**Given request 1**
The Hoon parsing text below names several types in its bulleted list, each written with a leading $. List every one of those type names.

-- start Text extract --

17. Text Processing III

This module covers text parsing. It may be considered optional and skipped if you are speedrunning Hoon School.

We need to build a tool to accept a tape containing some characters, then turn it into something else, something computational.

For instance, a calculator could accept an input like 3+4 and return 7. A command-line interface may look for a program to evaluate (like Bash and ls). A search bar may apply logic to the query (like Google and - for NOT).

The basic problem all parsers face is this:

  1. You need to accept a character string.

  2. You need to ingest one or more characters and decide what they “mean”, including storing the result of this meaning.

  3. You need to loop back to #1 again and again until you are out of characters.

The Hoon Parser

We could build a simple parser out of a trap and +snag, but it would be brittle and difficult to extend. The Hoon parser is very sophisticated, since it has to take a file of ASCII characters (and some UTF-8 strings) and turn it via an AST into Nock code. What makes parsing challenging is that we have to wade directly into a sea of new types and processes. To wit:

  • A $tape is the string to be parsed.

  • A $hair is the position in the text the parser is at, as a cell of line & column, [p=@ud q=@ud].

  • A $nail is parser input, a cell of $hair and $tape.

  • An $edge is parser output, a pair of a $hair and a +unit containing a pair of the result and a $nail. (There are some subtleties around failure-to-parse here that we'll defer a moment.)

  • A $rule is a parser, a gate which applies a $nail to yield an $edge.

Basically, one uses a $rule on [hair tape] to yield an $edge.

A substantial swath of the standard library is built around parsing for various scenarios, and there's a lot to know to effectively use these tools. If you can parse arbitrary input using Hoon after this lesson, you're in fantastic shape for building things later. It's worth spending extra effort to understand how these programs work.

There is a full guide on parsing which goes into more detail than this quick overview.

Scanning Through a $tape

+scan parses a $tape or crashes, simple enough. It will be our workhorse. All we really need to know in order to use it is how to build a $rule.

-- end Text extract --
-- start Extracted material --

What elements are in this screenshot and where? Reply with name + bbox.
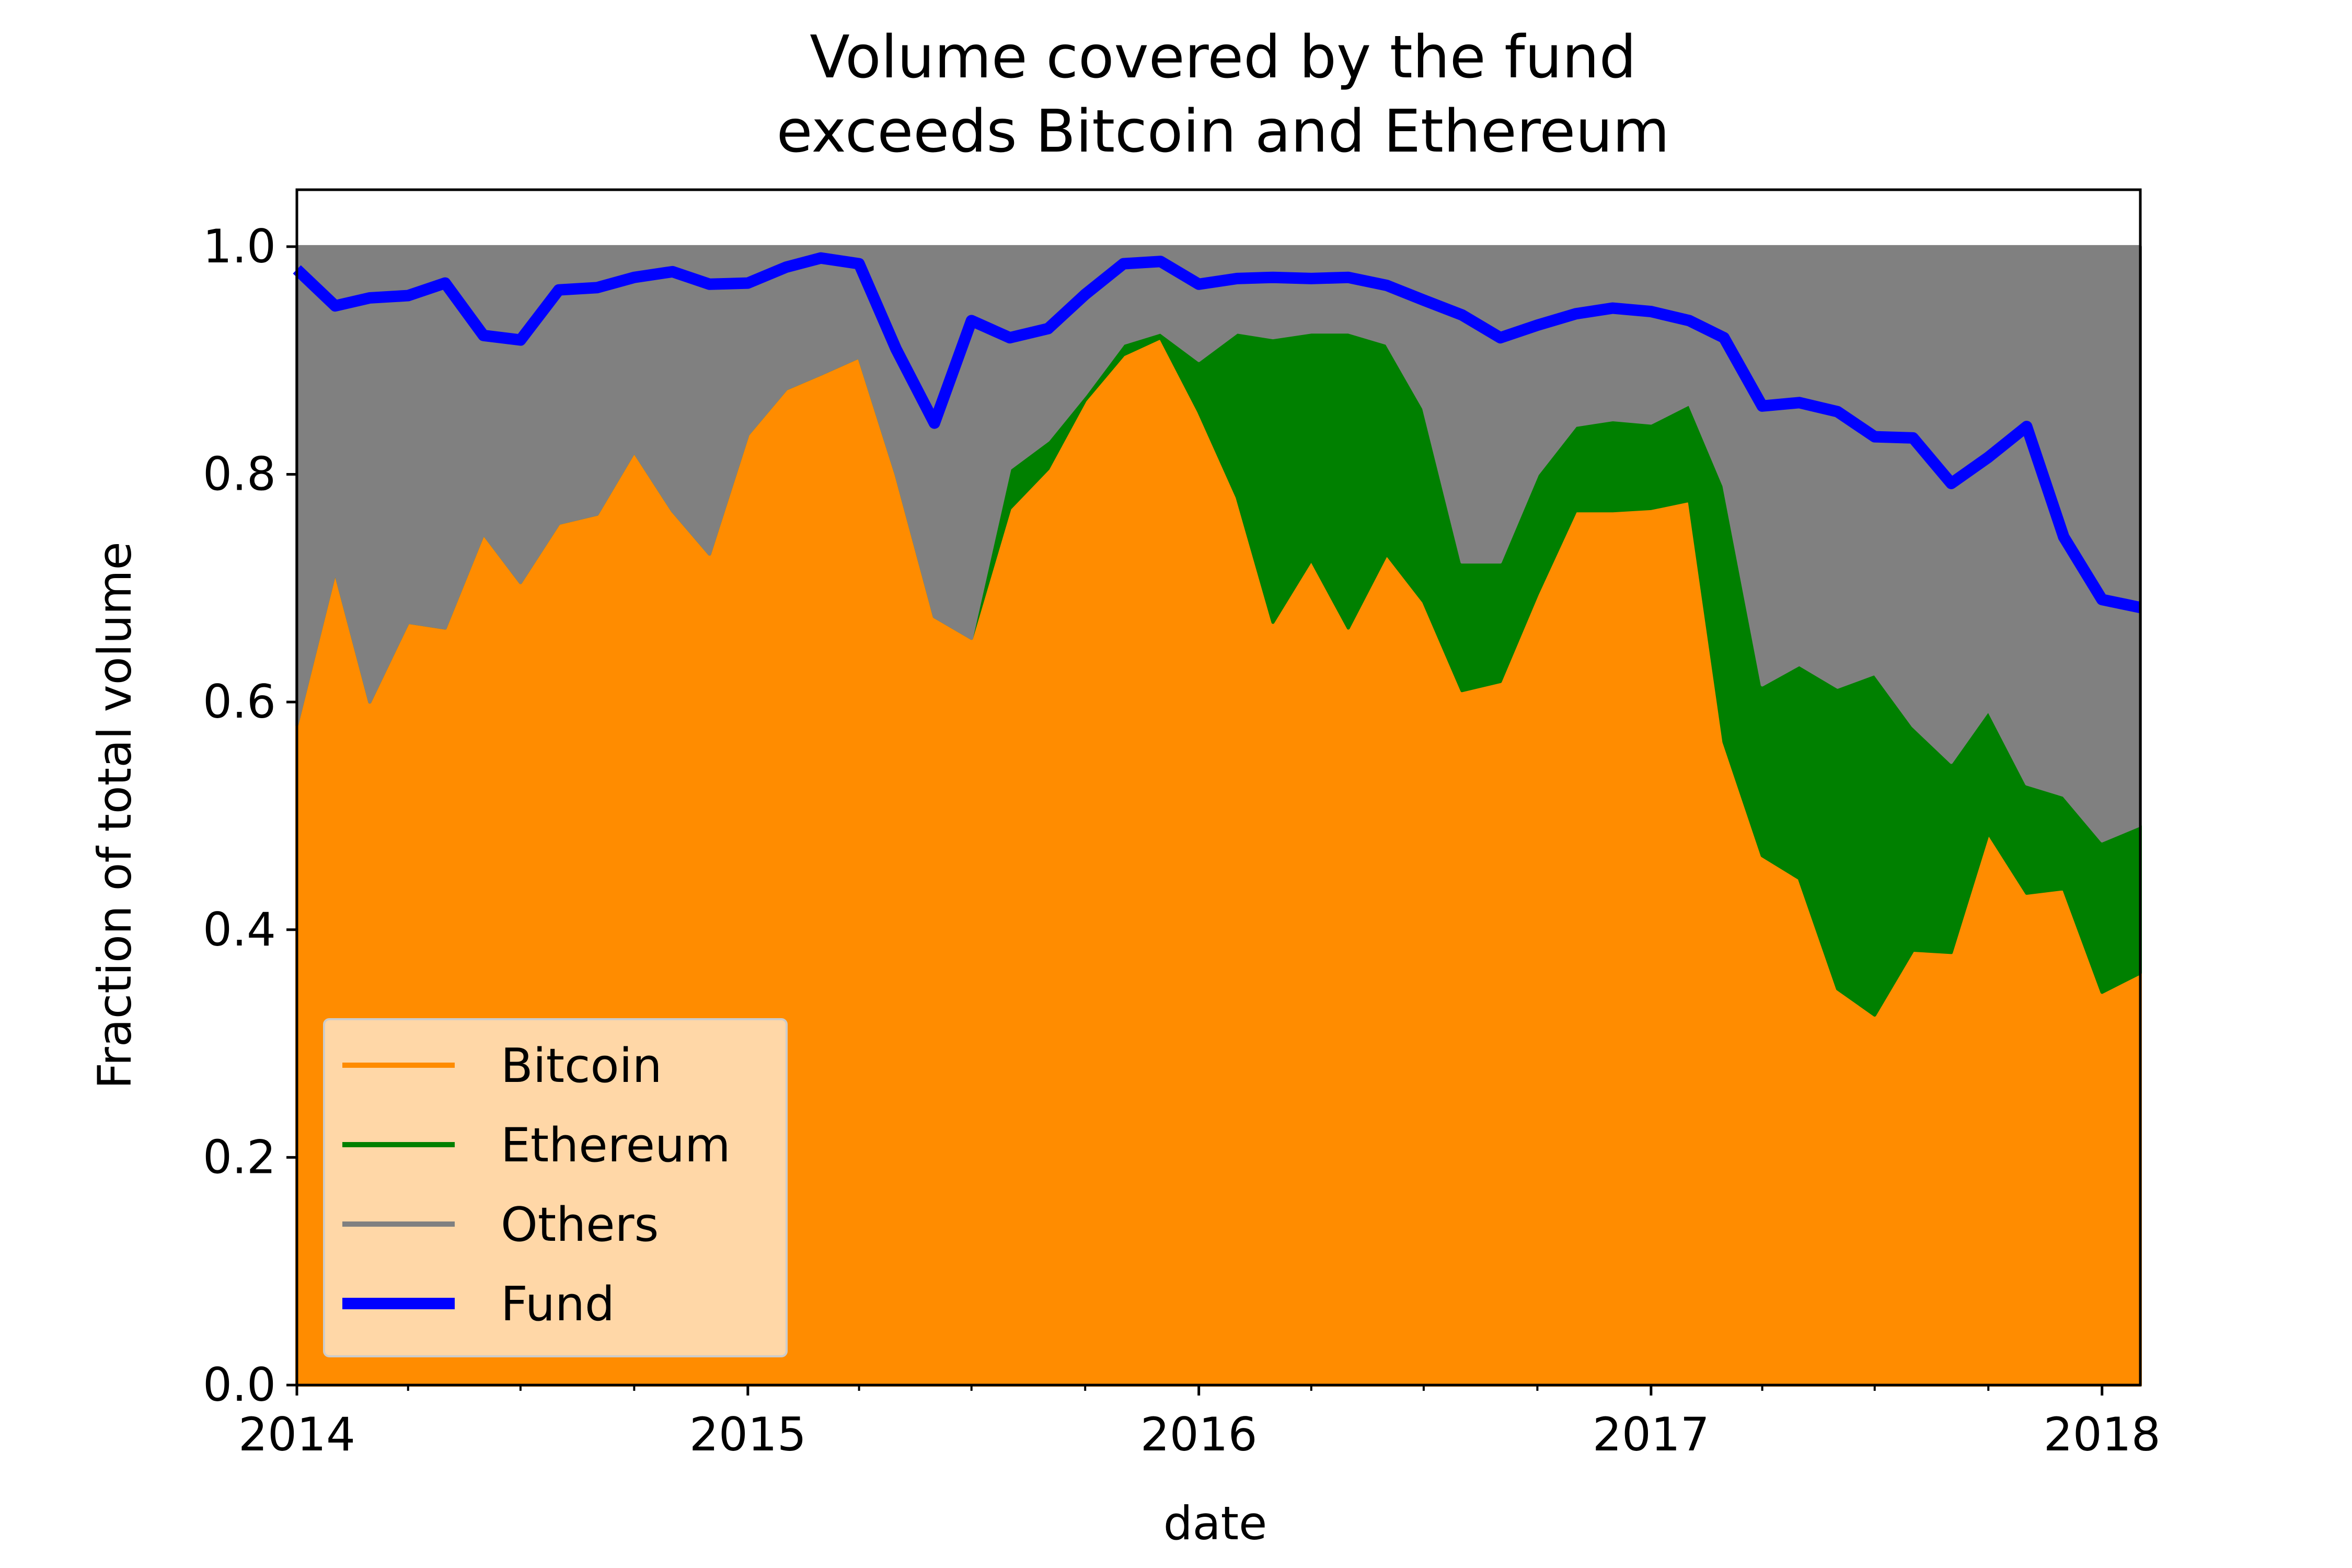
- legend: Bitcoin Ethereum Others Fund: [323, 1018, 788, 1357]
- axes-frame: [295, 188, 2142, 1387]
- x-tick-label: 2014: [238, 1408, 355, 1461]
- y-tick-label: 0.8: [203, 447, 276, 501]
- y-axis-label: Fraction of total volume: [88, 541, 142, 1089]
- chart-title-line2: exceeds Bitcoin and Ethereum: [777, 98, 1670, 166]
- x-tick-label: 2018: [2044, 1408, 2161, 1461]
- y-tick-label: 1.0: [203, 220, 276, 273]
- legend-box: [323, 1018, 788, 1357]
- y-tick-label: 0.2: [203, 1130, 276, 1184]
- line-fund: [293, 252, 2142, 614]
- legend-label-bitcoin: Bitcoin: [501, 1039, 662, 1093]
- legend-label-fund: Fund: [501, 1277, 615, 1332]
- axes: 0.0 0.2 0.4 0.6 0.8 1.0 2014 2015 2016 2017 2018: [203, 188, 2161, 1461]
- y-tick-label: 0.0: [203, 1358, 276, 1412]
- x-tick-label: 2017: [1593, 1408, 1710, 1461]
- x-tick-label: 2015: [689, 1408, 806, 1461]
- x-tick-label: 2016: [1140, 1408, 1258, 1461]
- y-tick-label: 0.4: [203, 903, 276, 956]
- legend-label-others: Others: [501, 1197, 659, 1252]
- legend-label-ethereum: Ethereum: [501, 1118, 731, 1173]
- y-tick-label: 0.6: [203, 675, 276, 729]
- chart-title-line1: Volume covered by the fund: [810, 24, 1636, 91]
- x-axis-label: date: [1163, 1496, 1267, 1550]
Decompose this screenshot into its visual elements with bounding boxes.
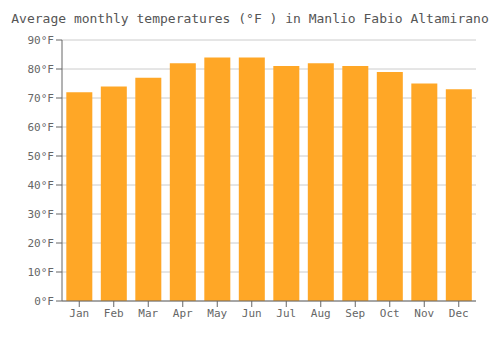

-- end Extracted material --

**Given request 2**
Lay out as a numbered list everything in the rows from the line containing "- legend: Bitcoin" down to the line containing "- y-axis-label: Fraction".

**Expected answer 1**
$tape, $hair, $nail, $edge, $rule

**Expected answer 2**
1. - legend: Bitcoin Ethereum Others Fund: [323, 1018, 788, 1357]
2. - axes-frame: [295, 188, 2142, 1387]
3. - x-tick-label: 2014: [238, 1408, 355, 1461]
4. - y-tick-label: 0.8: [203, 447, 276, 501]
5. - y-axis-label: Fraction of total volume: [88, 541, 142, 1089]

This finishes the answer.